## WHAT IS EXPECTED
Search the records for "light". Copy every line where it appears.

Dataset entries
********************

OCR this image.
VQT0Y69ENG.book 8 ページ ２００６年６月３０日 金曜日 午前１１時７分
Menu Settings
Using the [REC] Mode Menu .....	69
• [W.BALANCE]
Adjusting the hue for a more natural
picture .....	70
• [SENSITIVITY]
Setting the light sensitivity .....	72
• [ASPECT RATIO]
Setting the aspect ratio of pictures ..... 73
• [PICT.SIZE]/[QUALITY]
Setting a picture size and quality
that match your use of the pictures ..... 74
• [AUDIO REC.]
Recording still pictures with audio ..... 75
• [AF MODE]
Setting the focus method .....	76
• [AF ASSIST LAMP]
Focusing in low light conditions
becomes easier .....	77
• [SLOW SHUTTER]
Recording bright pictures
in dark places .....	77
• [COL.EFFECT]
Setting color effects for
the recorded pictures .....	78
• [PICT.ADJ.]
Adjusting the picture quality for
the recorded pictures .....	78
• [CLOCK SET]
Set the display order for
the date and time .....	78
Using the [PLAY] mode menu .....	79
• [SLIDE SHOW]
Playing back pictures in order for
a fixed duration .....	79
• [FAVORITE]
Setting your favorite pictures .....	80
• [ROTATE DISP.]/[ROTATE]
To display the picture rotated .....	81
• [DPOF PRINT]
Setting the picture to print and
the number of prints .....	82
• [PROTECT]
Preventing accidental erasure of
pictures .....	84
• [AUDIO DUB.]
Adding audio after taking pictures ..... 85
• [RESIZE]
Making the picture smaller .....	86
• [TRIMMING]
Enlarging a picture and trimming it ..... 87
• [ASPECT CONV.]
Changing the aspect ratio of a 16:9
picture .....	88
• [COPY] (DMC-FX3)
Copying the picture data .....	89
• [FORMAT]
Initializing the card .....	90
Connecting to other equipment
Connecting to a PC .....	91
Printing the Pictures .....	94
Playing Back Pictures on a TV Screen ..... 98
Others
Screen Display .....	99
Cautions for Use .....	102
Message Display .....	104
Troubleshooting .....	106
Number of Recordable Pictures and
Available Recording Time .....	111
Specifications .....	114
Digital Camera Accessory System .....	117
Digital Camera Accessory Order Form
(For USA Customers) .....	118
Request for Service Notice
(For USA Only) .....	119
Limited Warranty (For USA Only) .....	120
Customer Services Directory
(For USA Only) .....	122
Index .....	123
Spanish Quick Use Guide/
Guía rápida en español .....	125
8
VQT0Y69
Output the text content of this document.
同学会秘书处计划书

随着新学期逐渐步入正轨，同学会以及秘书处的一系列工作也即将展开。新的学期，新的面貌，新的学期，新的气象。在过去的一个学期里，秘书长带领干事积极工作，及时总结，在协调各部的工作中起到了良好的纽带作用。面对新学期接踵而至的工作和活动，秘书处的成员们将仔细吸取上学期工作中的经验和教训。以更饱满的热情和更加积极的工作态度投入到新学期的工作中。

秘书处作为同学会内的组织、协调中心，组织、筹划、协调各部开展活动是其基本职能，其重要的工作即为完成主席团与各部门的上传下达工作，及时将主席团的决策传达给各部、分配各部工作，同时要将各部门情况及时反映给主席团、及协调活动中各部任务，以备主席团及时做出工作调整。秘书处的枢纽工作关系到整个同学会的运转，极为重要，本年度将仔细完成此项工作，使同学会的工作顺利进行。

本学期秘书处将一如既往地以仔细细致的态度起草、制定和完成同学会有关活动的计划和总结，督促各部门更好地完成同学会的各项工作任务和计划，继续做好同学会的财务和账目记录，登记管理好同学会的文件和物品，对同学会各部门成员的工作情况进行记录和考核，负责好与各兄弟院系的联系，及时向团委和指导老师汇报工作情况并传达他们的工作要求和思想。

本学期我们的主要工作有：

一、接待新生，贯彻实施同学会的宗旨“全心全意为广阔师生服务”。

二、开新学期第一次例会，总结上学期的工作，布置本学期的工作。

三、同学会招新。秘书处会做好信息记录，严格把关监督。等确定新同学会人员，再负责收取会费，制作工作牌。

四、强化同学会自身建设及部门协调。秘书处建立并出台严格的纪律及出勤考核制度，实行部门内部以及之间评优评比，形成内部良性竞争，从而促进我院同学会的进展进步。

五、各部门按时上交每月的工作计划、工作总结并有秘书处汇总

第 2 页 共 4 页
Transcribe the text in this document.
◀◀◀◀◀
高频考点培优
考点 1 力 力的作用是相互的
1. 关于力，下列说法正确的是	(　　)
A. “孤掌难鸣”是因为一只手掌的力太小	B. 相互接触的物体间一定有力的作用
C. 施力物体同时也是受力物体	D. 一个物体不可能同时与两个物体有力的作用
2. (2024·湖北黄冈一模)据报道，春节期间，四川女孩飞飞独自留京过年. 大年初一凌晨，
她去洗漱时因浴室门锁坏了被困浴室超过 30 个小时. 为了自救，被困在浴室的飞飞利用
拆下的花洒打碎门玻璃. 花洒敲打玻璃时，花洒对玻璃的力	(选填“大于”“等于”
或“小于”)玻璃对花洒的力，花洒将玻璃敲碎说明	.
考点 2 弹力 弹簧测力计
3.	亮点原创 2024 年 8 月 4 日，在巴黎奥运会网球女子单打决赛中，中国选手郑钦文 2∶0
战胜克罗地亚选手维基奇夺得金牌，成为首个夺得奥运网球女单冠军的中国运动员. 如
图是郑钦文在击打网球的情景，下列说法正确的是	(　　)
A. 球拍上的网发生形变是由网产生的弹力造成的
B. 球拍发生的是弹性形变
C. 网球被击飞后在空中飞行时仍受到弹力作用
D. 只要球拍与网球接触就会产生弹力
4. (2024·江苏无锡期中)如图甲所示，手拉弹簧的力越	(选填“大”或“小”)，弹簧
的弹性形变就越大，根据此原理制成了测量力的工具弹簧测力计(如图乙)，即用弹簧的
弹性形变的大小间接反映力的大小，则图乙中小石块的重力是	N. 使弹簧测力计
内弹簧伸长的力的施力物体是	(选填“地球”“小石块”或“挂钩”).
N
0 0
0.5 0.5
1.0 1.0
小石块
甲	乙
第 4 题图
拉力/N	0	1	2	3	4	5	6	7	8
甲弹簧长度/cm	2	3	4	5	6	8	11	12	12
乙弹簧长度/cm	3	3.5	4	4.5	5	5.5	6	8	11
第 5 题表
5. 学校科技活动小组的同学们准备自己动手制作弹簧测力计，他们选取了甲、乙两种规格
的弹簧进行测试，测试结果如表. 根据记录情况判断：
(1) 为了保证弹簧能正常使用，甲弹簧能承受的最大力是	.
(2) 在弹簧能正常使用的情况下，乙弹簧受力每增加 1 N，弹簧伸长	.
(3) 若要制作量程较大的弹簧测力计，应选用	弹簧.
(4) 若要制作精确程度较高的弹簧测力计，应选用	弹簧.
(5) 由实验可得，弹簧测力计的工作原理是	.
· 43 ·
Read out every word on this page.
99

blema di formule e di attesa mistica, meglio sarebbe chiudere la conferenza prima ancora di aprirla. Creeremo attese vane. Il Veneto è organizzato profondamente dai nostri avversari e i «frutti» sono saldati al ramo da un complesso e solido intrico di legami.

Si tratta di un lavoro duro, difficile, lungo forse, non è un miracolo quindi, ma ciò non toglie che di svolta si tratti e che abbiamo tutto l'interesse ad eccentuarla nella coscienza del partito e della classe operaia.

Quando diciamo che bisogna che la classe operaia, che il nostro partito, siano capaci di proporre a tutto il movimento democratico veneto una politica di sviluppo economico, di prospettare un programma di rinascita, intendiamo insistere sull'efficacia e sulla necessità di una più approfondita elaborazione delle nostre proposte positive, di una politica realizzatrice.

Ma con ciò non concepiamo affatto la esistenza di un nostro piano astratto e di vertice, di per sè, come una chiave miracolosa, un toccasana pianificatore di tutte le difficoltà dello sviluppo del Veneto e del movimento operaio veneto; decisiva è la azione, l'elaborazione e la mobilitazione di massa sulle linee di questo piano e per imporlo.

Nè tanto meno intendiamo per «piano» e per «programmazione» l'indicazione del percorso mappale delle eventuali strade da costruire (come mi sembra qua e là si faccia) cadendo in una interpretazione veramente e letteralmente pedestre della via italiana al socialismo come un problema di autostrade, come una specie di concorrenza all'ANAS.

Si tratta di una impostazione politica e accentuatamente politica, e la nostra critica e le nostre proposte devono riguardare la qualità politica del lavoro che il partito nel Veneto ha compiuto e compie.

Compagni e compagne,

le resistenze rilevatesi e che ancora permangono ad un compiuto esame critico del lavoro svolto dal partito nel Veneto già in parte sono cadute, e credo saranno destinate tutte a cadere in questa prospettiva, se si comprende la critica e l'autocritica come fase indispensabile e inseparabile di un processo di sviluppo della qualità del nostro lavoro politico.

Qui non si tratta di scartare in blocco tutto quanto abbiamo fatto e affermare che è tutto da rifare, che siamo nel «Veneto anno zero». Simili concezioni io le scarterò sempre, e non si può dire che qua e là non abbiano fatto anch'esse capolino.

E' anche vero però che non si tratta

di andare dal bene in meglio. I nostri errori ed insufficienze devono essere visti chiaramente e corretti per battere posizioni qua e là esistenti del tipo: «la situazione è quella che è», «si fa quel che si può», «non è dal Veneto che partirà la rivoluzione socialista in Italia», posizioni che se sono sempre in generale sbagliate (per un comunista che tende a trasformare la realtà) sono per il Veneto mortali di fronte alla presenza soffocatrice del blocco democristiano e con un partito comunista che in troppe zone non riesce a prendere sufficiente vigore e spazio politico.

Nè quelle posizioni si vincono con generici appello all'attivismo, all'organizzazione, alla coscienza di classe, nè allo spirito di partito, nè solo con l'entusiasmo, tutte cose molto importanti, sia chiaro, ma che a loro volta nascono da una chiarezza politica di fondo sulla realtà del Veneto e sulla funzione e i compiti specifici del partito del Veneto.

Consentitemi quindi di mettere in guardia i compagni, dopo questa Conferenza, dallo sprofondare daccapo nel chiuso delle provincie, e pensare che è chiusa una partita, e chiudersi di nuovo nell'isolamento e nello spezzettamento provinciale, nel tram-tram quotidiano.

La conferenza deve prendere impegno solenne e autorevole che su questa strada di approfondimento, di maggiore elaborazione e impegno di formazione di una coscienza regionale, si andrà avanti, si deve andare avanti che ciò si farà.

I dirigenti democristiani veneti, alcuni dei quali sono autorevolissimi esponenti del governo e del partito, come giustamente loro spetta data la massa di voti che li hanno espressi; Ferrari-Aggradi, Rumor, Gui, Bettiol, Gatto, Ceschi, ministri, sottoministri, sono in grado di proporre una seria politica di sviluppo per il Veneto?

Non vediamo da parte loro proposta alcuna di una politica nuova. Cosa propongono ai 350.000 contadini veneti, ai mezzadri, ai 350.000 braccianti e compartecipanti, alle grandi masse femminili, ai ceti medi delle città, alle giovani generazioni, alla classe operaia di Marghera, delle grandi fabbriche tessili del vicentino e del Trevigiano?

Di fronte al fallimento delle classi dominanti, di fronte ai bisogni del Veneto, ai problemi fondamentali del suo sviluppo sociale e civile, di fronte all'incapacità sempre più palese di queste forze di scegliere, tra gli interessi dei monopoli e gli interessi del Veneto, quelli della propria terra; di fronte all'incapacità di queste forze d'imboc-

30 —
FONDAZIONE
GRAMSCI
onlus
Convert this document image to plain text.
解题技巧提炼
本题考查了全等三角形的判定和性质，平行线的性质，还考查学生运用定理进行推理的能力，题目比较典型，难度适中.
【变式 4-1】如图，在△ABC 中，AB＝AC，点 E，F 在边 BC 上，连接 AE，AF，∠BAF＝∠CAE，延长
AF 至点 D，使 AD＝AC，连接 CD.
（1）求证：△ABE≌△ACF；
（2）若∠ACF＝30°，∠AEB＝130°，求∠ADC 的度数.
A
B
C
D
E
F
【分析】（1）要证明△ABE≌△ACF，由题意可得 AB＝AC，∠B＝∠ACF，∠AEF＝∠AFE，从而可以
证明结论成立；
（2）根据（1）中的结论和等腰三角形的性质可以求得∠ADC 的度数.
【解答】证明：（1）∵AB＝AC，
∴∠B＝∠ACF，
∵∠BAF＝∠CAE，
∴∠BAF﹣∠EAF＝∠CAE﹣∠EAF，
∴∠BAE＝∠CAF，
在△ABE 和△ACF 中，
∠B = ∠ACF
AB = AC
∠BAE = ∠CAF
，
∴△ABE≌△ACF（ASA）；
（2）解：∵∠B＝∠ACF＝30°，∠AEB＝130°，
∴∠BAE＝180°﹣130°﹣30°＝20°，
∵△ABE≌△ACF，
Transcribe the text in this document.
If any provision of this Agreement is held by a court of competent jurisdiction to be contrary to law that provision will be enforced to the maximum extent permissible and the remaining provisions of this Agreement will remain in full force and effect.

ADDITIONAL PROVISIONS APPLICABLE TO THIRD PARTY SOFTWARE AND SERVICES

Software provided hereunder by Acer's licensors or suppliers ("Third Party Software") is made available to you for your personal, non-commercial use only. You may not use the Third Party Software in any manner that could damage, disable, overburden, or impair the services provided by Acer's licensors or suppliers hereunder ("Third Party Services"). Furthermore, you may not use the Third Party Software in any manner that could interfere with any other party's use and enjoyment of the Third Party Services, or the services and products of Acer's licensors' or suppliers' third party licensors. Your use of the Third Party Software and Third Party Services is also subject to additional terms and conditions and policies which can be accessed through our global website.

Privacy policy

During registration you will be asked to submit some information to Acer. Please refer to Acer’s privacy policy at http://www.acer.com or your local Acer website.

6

********************

## EXERCISE OUTPUT
Setting the light sensitivity .....	72
Focusing in low light conditions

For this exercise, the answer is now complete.